(Collected data entries)

◆ ◆ ◆ ◆ ◆

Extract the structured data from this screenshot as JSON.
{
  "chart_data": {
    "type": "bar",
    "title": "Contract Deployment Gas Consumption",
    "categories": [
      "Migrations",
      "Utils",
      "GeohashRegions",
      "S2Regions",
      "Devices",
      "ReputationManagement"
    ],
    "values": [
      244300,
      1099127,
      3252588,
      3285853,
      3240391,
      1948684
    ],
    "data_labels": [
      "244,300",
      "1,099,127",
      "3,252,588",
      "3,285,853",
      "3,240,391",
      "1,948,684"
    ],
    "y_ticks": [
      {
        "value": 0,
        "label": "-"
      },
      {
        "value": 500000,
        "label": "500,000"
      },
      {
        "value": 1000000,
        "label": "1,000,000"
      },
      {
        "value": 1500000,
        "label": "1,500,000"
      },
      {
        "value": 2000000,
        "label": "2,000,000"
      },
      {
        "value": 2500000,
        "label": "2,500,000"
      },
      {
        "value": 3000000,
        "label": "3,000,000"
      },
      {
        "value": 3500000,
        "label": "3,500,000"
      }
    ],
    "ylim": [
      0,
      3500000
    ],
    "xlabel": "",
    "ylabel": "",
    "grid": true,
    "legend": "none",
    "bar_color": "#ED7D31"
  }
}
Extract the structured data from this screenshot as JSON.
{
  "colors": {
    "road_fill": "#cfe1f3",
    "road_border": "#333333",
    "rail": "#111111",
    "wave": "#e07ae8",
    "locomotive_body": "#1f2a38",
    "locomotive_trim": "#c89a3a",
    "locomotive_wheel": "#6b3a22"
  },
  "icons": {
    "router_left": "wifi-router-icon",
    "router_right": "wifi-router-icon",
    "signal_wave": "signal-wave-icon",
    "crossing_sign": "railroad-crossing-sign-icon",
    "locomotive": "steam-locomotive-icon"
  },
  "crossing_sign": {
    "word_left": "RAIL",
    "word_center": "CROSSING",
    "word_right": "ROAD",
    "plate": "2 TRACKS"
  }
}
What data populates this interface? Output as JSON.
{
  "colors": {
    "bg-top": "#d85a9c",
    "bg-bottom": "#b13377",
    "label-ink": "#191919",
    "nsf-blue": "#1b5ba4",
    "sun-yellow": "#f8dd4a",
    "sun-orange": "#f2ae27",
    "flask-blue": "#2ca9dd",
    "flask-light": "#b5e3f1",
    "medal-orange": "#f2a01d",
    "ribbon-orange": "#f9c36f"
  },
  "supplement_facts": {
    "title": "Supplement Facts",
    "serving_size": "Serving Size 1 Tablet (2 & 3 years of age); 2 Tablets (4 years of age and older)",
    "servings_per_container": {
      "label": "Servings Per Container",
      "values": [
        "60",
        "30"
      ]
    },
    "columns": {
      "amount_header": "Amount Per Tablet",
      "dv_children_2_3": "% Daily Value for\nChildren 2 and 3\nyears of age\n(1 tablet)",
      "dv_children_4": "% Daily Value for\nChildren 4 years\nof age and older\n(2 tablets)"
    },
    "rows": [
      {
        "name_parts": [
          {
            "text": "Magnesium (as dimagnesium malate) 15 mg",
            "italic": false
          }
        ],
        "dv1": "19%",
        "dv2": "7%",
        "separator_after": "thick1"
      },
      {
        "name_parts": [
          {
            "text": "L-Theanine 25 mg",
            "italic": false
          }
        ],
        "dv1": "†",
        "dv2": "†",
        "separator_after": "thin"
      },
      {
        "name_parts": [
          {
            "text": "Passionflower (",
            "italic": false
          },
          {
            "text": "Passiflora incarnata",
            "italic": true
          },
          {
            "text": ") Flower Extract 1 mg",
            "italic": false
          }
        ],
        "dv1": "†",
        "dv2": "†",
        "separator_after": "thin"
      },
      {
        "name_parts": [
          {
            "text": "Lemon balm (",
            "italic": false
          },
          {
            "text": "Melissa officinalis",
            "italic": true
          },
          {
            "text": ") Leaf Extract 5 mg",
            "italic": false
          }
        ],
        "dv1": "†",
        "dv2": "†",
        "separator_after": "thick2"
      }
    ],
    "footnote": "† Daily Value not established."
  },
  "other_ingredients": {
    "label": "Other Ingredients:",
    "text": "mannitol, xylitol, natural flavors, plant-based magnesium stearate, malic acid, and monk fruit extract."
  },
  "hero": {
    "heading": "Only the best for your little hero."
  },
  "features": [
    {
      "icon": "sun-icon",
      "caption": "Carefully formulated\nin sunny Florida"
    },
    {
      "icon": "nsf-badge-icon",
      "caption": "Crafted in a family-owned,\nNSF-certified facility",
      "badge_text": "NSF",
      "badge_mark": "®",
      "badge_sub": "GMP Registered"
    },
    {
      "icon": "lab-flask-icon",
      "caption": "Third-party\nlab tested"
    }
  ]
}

◆ ◆ ◆ ◆ ◆

▶ _Your objective_:
Once more, set down the full listing, verbatim.

▶ _Response to this task_:
Extract the structured data from this screenshot as JSON.
{
  "chart_data": {
    "type": "bar",
    "title": "Contract Deployment Gas Consumption",
    "categories": [
      "Migrations",
      "Utils",
      "GeohashRegions",
      "S2Regions",
      "Devices",
      "ReputationManagement"
    ],
    "values": [
      244300,
      1099127,
      3252588,
      3285853,
      3240391,
      1948684
    ],
    "data_labels": [
      "244,300",
      "1,099,127",
      "3,252,588",
      "3,285,853",
      "3,240,391",
      "1,948,684"
    ],
    "y_ticks": [
      {
        "value": 0,
        "label": "-"
      },
      {
        "value": 500000,
        "label": "500,000"
      },
      {
        "value": 1000000,
        "label": "1,000,000"
      },
      {
        "value": 1500000,
        "label": "1,500,000"
      },
      {
        "value": 2000000,
        "label": "2,000,000"
      },
      {
        "value": 2500000,
        "label": "2,500,000"
      },
      {
        "value": 3000000,
        "label": "3,000,000"
      },
      {
        "value": 3500000,
        "label": "3,500,000"
      }
    ],
    "ylim": [
      0,
      3500000
    ],
    "xlabel": "",
    "ylabel": "",
    "grid": true,
    "legend": "none",
    "bar_color": "#ED7D31"
  }
}
Extract the structured data from this screenshot as JSON.
{
  "colors": {
    "road_fill": "#cfe1f3",
    "road_border": "#333333",
    "rail": "#111111",
    "wave": "#e07ae8",
    "locomotive_body": "#1f2a38",
    "locomotive_trim": "#c89a3a",
    "locomotive_wheel": "#6b3a22"
  },
  "icons": {
    "router_left": "wifi-router-icon",
    "router_right": "wifi-router-icon",
    "signal_wave": "signal-wave-icon",
    "crossing_sign": "railroad-crossing-sign-icon",
    "locomotive": "steam-locomotive-icon"
  },
  "crossing_sign": {
    "word_left": "RAIL",
    "word_center": "CROSSING",
    "word_right": "ROAD",
    "plate": "2 TRACKS"
  }
}
What data populates this interface? Output as JSON.
{
  "colors": {
    "bg-top": "#d85a9c",
    "bg-bottom": "#b13377",
    "label-ink": "#191919",
    "nsf-blue": "#1b5ba4",
    "sun-yellow": "#f8dd4a",
    "sun-orange": "#f2ae27",
    "flask-blue": "#2ca9dd",
    "flask-light": "#b5e3f1",
    "medal-orange": "#f2a01d",
    "ribbon-orange": "#f9c36f"
  },
  "supplement_facts": {
    "title": "Supplement Facts",
    "serving_size": "Serving Size 1 Tablet (2 & 3 years of age); 2 Tablets (4 years of age and older)",
    "servings_per_container": {
      "label": "Servings Per Container",
      "values": [
        "60",
        "30"
      ]
    },
    "columns": {
      "amount_header": "Amount Per Tablet",
      "dv_children_2_3": "% Daily Value for\nChildren 2 and 3\nyears of age\n(1 tablet)",
      "dv_children_4": "% Daily Value for\nChildren 4 years\nof age and older\n(2 tablets)"
    },
    "rows": [
      {
        "name_parts": [
          {
            "text": "Magnesium (as dimagnesium malate) 15 mg",
            "italic": false
          }
        ],
        "dv1": "19%",
        "dv2": "7%",
        "separator_after": "thick1"
      },
      {
        "name_parts": [
          {
            "text": "L-Theanine 25 mg",
            "italic": false
          }
        ],
        "dv1": "†",
        "dv2": "†",
        "separator_after": "thin"
      },
      {
        "name_parts": [
          {
            "text": "Passionflower (",
            "italic": false
          },
          {
            "text": "Passiflora incarnata",
            "italic": true
          },
          {
            "text": ") Flower Extract 1 mg",
            "italic": false
          }
        ],
        "dv1": "†",
        "dv2": "†",
        "separator_after": "thin"
      },
      {
        "name_parts": [
          {
            "text": "Lemon balm (",
            "italic": false
          },
          {
            "text": "Melissa officinalis",
            "italic": true
          },
          {
            "text": ") Leaf Extract 5 mg",
            "italic": false
          }
        ],
        "dv1": "†",
        "dv2": "†",
        "separator_after": "thick2"
      }
    ],
    "footnote": "† Daily Value not established."
  },
  "other_ingredients": {
    "label": "Other Ingredients:",
    "text": "mannitol, xylitol, natural flavors, plant-based magnesium stearate, malic acid, and monk fruit extract."
  },
  "hero": {
    "heading": "Only the best for your little hero."
  },
  "features": [
    {
      "icon": "sun-icon",
      "caption": "Carefully formulated\nin sunny Florida"
    },
    {
      "icon": "nsf-badge-icon",
      "caption": "Crafted in a family-owned,\nNSF-certified facility",
      "badge_text": "NSF",
      "badge_mark": "®",
      "badge_sub": "GMP Registered"
    },
    {
      "icon": "lab-flask-icon",
      "caption": "Third-party\nlab tested"
    }
  ]
}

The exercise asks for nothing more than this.